__What the exercise asks__: Go through the records and show each line where the word "Commenter" occurs.

(Records from a dataset)
◆ ◆ ◆ ◆ ◆ ◆ ◆

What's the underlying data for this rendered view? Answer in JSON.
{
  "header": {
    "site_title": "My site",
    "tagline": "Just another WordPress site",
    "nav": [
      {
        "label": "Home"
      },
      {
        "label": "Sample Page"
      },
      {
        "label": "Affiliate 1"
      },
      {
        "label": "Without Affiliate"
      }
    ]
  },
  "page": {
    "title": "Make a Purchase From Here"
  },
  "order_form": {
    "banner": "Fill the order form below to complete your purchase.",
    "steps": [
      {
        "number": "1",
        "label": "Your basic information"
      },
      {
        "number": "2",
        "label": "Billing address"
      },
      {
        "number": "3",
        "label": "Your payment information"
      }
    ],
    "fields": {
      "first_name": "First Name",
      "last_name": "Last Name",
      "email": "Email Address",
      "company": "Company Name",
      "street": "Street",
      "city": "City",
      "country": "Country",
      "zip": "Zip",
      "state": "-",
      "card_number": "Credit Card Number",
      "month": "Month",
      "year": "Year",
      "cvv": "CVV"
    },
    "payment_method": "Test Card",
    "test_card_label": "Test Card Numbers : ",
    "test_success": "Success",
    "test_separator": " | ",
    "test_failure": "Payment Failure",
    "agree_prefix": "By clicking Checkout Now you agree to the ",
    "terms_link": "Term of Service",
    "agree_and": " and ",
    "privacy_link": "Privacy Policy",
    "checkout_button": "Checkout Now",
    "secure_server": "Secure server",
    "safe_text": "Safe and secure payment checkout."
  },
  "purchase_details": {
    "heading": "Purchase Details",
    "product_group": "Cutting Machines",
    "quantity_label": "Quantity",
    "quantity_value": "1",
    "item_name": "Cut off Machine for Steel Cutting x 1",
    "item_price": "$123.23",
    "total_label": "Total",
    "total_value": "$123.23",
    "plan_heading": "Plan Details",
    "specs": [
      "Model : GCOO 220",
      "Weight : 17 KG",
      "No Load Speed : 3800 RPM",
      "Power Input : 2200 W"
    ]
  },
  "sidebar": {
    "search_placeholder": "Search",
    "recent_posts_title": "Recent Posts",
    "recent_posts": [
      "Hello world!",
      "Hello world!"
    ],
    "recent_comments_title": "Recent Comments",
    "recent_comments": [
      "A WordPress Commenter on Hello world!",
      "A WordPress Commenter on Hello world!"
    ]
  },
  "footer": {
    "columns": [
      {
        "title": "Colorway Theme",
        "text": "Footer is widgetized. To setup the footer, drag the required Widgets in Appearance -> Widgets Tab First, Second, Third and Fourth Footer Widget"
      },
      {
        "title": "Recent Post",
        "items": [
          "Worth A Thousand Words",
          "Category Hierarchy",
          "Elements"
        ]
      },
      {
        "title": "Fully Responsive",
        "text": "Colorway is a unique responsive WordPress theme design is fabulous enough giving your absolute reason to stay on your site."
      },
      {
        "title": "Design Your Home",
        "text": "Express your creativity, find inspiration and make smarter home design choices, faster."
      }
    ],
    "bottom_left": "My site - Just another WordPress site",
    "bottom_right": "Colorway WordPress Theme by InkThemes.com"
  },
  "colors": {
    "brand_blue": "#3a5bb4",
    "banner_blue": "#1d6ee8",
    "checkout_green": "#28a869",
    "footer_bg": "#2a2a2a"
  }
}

◆ ◆ ◆ ◆ ◆ ◆ ◆

__Task result__:
      "A WordPress Commenter on Hello world!",
      "A WordPress Commenter on Hello world!"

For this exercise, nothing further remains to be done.